§ **PROVIDED PASSAGE**:
____________

The White House declared a “crime emergency” in Washington, D.C., put the D.C. National Guard on the streets, and teased repeats in other cities. The law draws bright lines. Let’s follow them.
A presidential emergency is not a magic wand. The National Emergencies Act unlocks specific statutes; it doesn’t suspend the Constitution, erase the Posse Comitatus Act, or turn soldiers into cops. In D.C.—where the National Guard uniquely answers to the president—the stakes and the temptations are high. Evidence first: what the statutes actually say, what the data add up to, and why Illinois is telling Washington, “Do not come to Chicago.”
This article is a follow-up to Emergency Theater in D.C.: What the Law Actually Allows and What It Doesn’t.
The statutory guardrails: what presidents can—and can’t—do
The National Emergencies Act doesn’t grant free-floating power; it requires the president to cite which statutes he’s invoking and notify Congress, which can terminate an emergency by joint resolution (https://www.brennancenter.org/analysis/guide-emergency-powers-and-their-use).
“The law gives the president near-total discretion to declare a national emergency; there are no substantive criteria that must be met,” cautions Elizabeth Goitein (Brennan Center analysis, 2024) (https://www.brennancenter.org/our-work/research-reports/emergency-powers-system-vulnerable-executive-abuse).
The Posse Comitatus Act makes it a crime to use the Army or Air Force for domestic law enforcement unless Congress clearly authorizes it—no, a press conference doesn’t count (https://www.law.cornell.edu/uscode/text/18/1385).

____________

§ **ITEMS**:
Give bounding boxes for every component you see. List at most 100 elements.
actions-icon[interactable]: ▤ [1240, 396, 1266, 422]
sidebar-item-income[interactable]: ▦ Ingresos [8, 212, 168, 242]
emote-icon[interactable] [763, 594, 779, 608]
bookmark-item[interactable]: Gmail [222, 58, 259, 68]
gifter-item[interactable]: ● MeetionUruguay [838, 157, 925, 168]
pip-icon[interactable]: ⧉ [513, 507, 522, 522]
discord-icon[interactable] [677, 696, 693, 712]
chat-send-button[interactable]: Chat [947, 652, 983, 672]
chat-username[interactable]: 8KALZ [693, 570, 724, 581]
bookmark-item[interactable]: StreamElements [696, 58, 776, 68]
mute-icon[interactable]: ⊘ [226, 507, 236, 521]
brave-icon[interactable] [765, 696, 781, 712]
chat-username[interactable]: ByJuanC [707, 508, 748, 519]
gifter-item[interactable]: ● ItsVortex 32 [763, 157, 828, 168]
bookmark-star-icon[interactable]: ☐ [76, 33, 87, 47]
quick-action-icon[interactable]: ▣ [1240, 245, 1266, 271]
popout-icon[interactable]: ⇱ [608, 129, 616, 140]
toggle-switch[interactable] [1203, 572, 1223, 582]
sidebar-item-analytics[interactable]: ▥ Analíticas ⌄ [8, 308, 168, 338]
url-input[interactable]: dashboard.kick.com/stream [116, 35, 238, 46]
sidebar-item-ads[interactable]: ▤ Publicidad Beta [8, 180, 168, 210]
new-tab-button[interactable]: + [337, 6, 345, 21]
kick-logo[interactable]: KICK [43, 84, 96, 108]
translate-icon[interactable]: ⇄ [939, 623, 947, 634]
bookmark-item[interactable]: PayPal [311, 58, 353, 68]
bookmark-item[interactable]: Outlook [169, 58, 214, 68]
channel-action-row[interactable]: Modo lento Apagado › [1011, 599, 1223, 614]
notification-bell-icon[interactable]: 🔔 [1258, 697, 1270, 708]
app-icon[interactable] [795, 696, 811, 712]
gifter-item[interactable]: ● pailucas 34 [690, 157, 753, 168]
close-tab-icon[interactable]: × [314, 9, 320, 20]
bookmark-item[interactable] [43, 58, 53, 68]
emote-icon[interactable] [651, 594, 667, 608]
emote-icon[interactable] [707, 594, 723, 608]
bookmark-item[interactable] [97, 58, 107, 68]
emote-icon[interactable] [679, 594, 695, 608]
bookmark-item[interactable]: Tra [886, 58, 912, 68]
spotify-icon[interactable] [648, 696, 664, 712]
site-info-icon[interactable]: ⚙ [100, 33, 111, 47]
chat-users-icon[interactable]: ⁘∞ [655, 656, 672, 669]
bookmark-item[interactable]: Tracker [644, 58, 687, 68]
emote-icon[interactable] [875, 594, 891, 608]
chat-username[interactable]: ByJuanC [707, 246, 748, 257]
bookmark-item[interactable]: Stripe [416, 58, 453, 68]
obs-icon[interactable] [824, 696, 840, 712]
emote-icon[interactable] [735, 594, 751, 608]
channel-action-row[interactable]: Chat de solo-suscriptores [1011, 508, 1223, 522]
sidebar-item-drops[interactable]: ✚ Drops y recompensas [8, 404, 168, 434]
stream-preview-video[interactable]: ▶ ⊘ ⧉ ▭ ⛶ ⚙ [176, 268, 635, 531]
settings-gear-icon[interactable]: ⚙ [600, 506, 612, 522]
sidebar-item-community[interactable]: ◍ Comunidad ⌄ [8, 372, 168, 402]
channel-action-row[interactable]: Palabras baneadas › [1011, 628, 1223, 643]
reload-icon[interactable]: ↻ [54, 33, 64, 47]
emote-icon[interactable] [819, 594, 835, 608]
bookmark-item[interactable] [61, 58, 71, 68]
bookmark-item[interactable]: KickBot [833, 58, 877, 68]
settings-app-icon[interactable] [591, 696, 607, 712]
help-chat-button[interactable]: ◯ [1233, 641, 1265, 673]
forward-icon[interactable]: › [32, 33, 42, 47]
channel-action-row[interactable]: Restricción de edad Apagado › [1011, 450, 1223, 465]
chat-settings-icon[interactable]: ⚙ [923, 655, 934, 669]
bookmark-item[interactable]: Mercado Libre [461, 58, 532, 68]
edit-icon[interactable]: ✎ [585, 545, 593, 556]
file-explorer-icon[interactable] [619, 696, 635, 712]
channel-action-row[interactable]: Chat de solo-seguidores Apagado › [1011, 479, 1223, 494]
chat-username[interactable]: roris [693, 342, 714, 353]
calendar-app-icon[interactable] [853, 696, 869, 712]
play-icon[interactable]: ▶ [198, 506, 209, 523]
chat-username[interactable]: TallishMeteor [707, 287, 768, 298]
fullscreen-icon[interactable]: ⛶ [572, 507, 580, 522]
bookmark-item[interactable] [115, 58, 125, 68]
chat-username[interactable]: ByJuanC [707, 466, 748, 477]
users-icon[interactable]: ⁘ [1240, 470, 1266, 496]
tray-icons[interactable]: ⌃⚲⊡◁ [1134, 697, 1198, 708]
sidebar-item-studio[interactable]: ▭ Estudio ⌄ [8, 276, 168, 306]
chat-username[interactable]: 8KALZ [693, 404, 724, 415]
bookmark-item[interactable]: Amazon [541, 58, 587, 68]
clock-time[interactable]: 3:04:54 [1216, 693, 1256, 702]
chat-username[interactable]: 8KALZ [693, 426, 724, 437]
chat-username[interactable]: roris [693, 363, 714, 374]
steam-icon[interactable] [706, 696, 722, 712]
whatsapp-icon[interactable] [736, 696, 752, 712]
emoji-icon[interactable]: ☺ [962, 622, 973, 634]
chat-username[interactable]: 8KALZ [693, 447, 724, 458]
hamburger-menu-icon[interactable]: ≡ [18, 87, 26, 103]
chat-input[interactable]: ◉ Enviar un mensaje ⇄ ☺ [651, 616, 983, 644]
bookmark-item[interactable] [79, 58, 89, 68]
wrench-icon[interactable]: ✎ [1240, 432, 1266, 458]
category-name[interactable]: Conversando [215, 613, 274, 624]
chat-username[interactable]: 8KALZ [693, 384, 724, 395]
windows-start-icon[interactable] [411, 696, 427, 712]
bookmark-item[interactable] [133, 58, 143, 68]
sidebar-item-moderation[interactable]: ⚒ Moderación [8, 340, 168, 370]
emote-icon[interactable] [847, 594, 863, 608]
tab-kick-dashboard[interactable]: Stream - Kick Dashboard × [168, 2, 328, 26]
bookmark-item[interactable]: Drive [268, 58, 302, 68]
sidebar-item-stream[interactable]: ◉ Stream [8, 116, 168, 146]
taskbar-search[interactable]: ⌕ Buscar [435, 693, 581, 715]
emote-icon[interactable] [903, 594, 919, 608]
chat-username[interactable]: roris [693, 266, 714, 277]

____________

§ **PROBLEMS**:
• 1. Rewrite the paragraph in the emergency powers article that begins "A presidential emergency is not a magic wand" as a short bulleted list, keeping its main facts.
• 2. Answer these questions using the emergency powers article, one line each:
(a) In D.C., who does the National Guard answer to?
(b) According to Elizabeth Goitein, what substantive criteria must be met before a president declares a national emergency?
(c) How can Congress end an emergency under the National Emergencies Act?
• 3. Pick up the emergency powers article after its final sentence and write the next part in the same voice.

§ **ANSWERS TO THE EXERCISE**:
• 1.
- A presidential emergency doesn't give unlimited power.
- The National Emergencies Act unlocks specific statutes. It doesn't suspend the Constitution, cancel the Posse Comitatus Act, or turn soldiers into police.
- In D.C., the National Guard answers to the president, which raises both the stakes and the temptations.
- The piece looks at what the statutes say, what the data add up to, and why Illinois is telling Washington, "Do not come to Chicago."

• 2.
(a) The president.
(b) None. She says there are no substantive criteria that must be met.
(c) By joint resolution.

• 3.
The Insurrection Act is a narrow exception requiring specific findings and a public proclamation to deploy troops domestically for law enforcement when ordinary means are “impracticable” (https://www.law.cornell.edu/uscode/text/10/251).
Translation: Emergencies unlock statutes. They don’t bulldoze them.
Troops aren’t cops: Pentagon rules also say so
Defense Department Directive 3025.18 requires written requests, approvals, and strict limits for military support to civil authorities; direct policing functions are tightly restricted (https://www.esd.whs.mil/Portals/54/Documents/DD/issuances/dodd/302518p.pdf).
Federal regulations (32 C.F.R. Part 182) reinforce that military support must avoid direct law enforcement roles unless a specific legal exception applies (https://www.ecfr.gov/current/title-32/subtitle-A/chapter-I/subchapter-F/part-182).
The statute’s own bark has bite: “Whoever… willfully uses any part of the Army or Air Force as a posse comitatus… shall be fined… or imprisoned” (18 U.S.C. § 1385) (https://www.law.cornell.edu/uscode/text/18/1385).
If your “public safety plan” relies on troops writing tickets, you’ve left the law behind.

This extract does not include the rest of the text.